Exercise material:

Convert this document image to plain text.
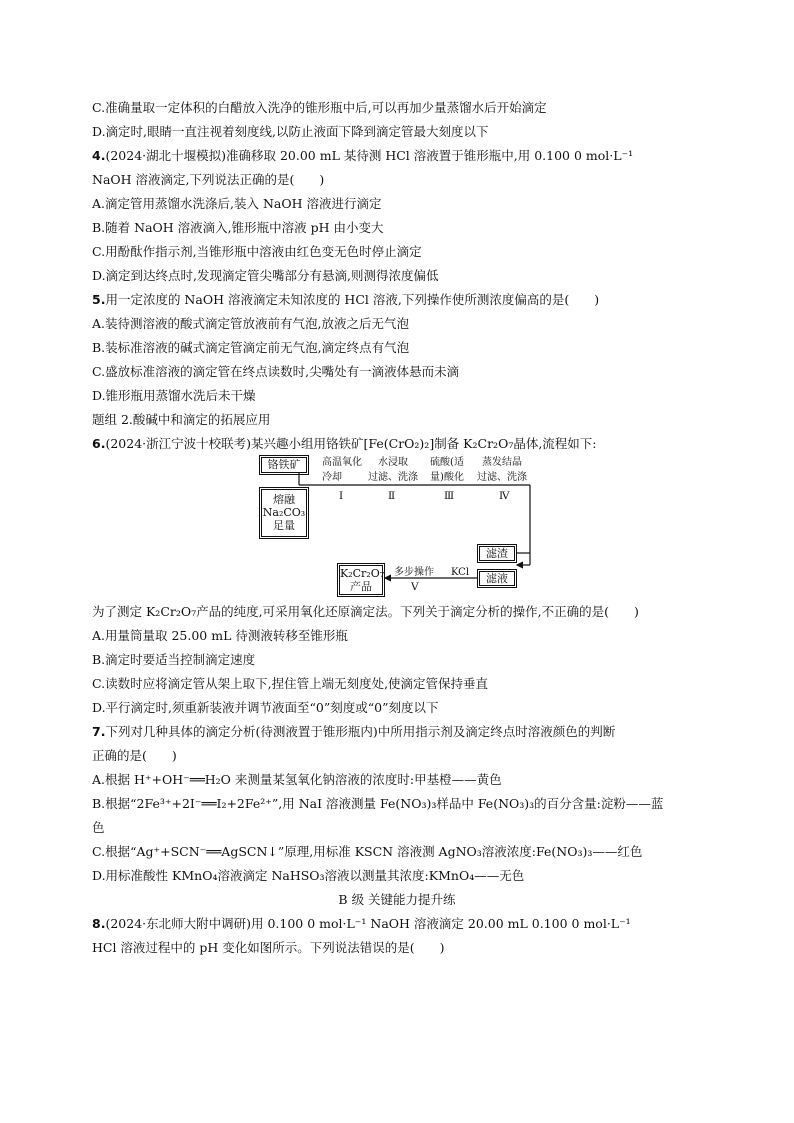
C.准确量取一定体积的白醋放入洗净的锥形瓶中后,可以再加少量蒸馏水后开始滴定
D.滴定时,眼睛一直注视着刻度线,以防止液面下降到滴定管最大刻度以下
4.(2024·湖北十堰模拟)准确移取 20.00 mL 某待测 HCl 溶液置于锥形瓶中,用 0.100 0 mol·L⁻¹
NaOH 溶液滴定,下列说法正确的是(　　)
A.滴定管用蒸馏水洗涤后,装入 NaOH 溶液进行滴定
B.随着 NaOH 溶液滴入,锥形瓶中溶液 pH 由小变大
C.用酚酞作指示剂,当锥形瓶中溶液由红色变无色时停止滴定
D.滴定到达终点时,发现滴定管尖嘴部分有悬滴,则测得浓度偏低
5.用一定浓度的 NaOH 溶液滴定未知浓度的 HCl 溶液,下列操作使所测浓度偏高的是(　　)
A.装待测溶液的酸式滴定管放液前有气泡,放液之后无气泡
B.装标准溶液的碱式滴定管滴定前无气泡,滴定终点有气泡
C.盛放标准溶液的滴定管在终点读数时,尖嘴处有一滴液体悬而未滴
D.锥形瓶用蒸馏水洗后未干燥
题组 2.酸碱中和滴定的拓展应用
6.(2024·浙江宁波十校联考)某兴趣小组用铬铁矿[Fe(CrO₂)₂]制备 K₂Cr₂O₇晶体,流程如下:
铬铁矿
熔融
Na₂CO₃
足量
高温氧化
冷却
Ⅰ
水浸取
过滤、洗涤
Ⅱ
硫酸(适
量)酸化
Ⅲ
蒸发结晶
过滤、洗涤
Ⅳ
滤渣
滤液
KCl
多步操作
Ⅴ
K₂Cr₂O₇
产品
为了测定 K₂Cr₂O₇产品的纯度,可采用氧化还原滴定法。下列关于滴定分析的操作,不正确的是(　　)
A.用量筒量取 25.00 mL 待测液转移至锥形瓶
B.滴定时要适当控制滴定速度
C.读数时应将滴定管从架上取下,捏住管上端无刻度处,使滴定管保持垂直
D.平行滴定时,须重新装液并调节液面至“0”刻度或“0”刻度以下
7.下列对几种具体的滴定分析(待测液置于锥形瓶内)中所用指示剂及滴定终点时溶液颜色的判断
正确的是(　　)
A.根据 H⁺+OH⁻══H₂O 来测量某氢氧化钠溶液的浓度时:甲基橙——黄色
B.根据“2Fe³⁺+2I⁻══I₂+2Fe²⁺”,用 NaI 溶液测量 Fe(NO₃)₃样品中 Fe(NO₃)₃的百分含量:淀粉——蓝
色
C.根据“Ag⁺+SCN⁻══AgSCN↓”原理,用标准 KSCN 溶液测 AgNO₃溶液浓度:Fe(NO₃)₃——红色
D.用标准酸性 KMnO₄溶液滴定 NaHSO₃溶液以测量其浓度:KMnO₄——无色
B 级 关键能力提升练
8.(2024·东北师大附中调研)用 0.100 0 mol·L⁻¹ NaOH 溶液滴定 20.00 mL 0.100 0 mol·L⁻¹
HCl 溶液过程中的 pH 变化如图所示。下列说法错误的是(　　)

---

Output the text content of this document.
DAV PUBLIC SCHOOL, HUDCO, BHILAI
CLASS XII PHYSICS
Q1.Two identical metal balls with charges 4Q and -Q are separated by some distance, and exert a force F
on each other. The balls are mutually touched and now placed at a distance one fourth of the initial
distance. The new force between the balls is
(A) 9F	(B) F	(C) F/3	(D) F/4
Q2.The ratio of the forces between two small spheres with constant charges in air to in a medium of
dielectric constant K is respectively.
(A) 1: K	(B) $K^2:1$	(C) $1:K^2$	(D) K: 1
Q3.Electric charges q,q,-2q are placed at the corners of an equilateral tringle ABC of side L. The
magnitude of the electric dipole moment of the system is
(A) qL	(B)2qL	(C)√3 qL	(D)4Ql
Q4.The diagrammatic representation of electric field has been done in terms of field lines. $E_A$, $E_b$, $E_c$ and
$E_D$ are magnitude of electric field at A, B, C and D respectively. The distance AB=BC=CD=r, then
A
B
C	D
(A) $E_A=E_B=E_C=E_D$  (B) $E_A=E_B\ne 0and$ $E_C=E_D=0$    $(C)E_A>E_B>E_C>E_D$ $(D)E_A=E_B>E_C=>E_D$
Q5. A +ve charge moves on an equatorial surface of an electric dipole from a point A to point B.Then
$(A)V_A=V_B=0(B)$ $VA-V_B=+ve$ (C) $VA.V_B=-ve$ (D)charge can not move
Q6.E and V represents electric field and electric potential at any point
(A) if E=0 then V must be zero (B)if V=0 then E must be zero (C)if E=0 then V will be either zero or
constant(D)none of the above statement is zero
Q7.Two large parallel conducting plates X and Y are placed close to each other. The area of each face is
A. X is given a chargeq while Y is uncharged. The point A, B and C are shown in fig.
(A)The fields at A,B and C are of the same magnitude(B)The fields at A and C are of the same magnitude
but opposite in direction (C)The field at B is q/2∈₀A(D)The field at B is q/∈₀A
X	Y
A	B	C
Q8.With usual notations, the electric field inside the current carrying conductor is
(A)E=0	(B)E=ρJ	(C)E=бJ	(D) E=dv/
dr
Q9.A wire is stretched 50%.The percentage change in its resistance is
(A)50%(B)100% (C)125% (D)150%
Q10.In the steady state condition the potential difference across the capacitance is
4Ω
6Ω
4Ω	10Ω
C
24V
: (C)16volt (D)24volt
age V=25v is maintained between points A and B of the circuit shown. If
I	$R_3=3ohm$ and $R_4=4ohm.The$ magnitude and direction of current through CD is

* * *

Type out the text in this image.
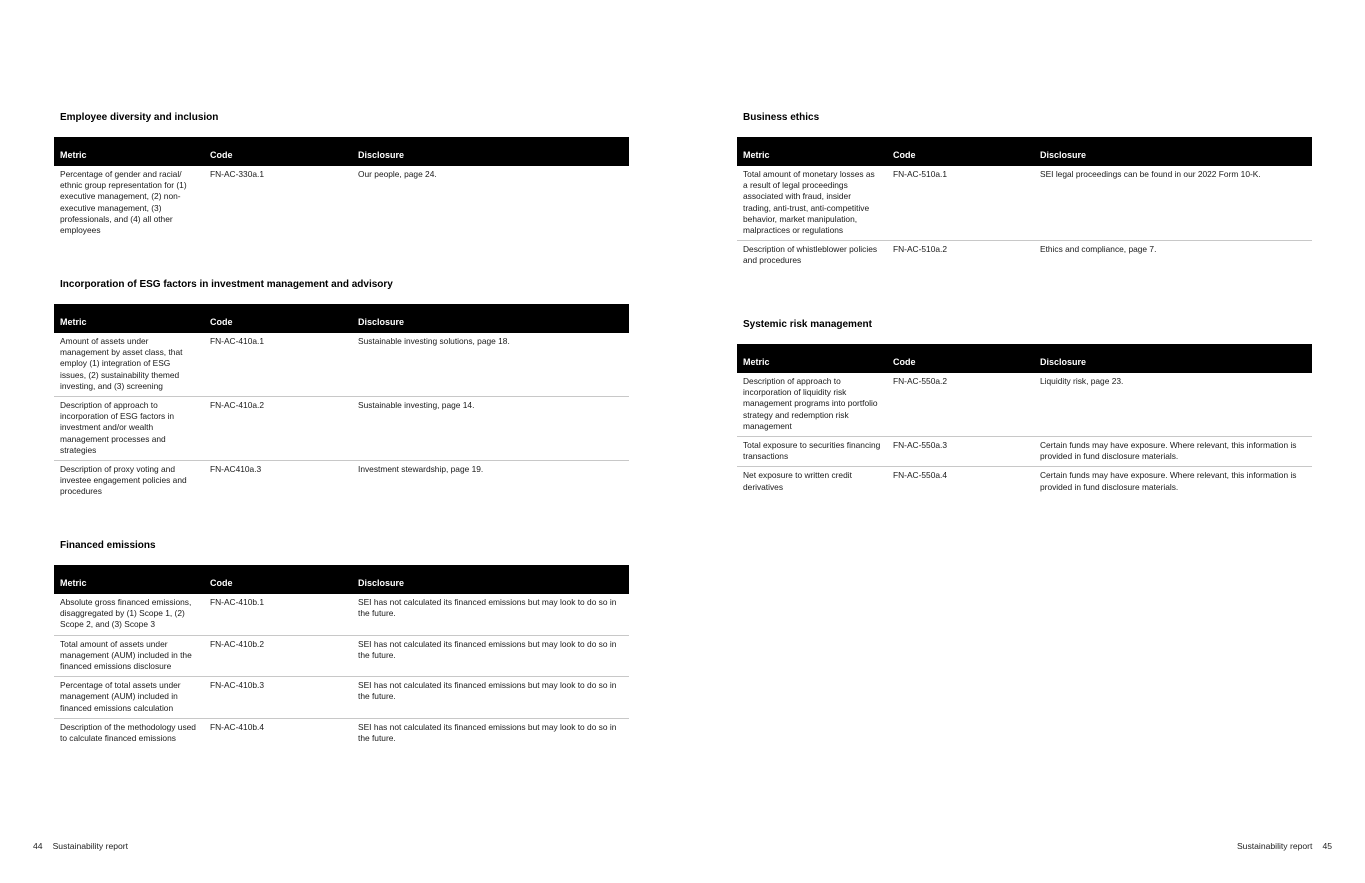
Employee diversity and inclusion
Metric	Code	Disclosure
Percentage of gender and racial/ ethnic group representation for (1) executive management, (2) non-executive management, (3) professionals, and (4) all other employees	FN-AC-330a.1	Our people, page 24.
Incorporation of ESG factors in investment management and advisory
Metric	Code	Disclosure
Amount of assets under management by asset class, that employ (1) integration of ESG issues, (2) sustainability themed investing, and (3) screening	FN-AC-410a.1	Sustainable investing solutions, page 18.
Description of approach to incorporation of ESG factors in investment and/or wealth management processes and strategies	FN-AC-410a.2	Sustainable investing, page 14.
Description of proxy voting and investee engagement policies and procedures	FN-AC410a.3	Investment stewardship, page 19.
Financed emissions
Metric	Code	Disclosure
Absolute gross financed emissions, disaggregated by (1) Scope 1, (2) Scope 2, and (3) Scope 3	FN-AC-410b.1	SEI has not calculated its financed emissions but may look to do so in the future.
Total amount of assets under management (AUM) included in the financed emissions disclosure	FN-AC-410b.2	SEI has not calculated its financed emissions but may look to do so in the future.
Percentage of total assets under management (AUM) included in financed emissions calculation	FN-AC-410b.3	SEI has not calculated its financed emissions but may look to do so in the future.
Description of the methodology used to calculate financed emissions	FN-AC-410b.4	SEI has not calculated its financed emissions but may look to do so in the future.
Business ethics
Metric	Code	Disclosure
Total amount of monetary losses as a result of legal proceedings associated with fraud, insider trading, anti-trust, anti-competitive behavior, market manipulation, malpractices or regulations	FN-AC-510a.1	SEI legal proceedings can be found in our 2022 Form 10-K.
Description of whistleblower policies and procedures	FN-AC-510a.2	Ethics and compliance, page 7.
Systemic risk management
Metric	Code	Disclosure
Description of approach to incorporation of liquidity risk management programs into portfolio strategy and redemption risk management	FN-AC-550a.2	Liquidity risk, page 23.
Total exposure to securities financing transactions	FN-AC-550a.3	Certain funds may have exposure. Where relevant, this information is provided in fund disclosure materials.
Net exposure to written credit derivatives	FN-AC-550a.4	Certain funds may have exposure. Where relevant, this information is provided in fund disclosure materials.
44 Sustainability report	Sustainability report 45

Instruction: From the entries above, copy every line that holds the word "potential".

Answer to this problem:
Q6.E and V represents electric field and electric potential at any point
Q10.In the steady state condition the potential difference across the capacitance is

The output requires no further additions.